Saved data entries
┄┄┄┄┄┄┄┄┄┄

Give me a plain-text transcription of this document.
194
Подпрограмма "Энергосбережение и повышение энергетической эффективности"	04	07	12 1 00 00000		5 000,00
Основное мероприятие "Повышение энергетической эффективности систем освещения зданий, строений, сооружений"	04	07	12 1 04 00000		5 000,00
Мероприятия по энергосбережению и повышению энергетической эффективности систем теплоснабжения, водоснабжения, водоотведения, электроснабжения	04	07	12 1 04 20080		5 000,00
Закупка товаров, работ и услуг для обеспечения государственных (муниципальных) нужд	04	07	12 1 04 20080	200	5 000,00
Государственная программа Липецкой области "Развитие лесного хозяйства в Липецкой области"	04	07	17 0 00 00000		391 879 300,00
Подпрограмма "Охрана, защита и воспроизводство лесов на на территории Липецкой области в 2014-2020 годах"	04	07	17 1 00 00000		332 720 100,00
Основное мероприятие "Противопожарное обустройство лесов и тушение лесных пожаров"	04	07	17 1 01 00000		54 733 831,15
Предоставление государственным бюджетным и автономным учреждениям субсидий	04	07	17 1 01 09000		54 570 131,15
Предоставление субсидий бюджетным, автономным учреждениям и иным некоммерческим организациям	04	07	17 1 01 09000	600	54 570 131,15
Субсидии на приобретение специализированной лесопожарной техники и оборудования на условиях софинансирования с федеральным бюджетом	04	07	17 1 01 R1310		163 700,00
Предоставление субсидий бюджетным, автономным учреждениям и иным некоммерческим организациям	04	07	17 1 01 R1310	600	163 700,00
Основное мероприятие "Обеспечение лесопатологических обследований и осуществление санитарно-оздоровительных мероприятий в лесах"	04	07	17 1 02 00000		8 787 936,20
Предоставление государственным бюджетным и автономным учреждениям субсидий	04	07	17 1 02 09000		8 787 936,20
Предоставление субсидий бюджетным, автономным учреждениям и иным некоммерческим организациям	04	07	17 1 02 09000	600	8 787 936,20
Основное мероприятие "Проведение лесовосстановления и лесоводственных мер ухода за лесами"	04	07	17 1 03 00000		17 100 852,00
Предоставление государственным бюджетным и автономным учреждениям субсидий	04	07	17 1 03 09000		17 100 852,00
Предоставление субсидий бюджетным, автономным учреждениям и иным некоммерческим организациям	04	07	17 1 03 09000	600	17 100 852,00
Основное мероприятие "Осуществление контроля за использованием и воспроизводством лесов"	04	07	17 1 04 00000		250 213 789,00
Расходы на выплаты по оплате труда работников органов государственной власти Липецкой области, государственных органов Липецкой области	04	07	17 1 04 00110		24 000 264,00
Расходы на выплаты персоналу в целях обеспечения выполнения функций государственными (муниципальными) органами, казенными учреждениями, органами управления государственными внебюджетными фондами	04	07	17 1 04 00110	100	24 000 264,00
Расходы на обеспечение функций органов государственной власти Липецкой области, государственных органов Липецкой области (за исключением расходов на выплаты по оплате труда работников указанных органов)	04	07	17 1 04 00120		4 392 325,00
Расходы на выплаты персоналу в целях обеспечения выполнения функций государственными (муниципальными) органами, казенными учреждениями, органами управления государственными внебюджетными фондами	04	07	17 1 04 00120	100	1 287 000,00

┄┄┄┄┄┄┄┄┄┄

▶ Task directions
Take every line containing the word "органов" and copy it.

▶ Correct answer
Расходы на выплаты по оплате труда работников органов государственной власти Липецкой области, государственных органов Липецкой области	04	07	17 1 04 00110		24 000 264,00
Расходы на обеспечение функций органов государственной власти Липецкой области, государственных органов Липецкой области (за исключением расходов на выплаты по оплате труда работников указанных органов)	04	07	17 1 04 00120		4 392 325,00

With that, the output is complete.